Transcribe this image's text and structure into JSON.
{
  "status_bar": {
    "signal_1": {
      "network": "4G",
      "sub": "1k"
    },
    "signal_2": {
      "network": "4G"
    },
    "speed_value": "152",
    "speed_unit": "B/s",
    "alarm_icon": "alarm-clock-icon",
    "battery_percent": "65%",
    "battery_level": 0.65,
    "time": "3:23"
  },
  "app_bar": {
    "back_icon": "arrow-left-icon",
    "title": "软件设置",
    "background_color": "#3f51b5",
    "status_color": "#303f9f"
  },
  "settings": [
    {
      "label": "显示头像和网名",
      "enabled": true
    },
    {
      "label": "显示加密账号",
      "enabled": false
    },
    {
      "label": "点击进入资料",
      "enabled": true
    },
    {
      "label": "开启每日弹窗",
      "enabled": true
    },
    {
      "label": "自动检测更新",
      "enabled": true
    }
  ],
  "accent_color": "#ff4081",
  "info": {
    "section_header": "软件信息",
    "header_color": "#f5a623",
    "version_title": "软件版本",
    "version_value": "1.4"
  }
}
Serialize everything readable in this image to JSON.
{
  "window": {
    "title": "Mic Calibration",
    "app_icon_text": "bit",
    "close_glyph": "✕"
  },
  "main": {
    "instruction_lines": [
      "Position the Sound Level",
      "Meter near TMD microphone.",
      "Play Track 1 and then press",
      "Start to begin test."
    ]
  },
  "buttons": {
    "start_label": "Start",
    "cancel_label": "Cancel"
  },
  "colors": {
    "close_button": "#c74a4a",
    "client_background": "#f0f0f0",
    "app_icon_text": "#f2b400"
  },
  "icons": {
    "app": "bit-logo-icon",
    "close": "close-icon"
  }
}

To be done: Give the lines exactly as they stand, from the line with "Serialize everything readable" through the end of the material.

Solved problem:
Serialize everything readable in this image to JSON.
{
  "window": {
    "title": "Mic Calibration",
    "app_icon_text": "bit",
    "close_glyph": "✕"
  },
  "main": {
    "instruction_lines": [
      "Position the Sound Level",
      "Meter near TMD microphone.",
      "Play Track 1 and then press",
      "Start to begin test."
    ]
  },
  "buttons": {
    "start_label": "Start",
    "cancel_label": "Cancel"
  },
  "colors": {
    "close_button": "#c74a4a",
    "client_background": "#f0f0f0",
    "app_icon_text": "#f2b400"
  },
  "icons": {
    "app": "bit-logo-icon",
    "close": "close-icon"
  }
}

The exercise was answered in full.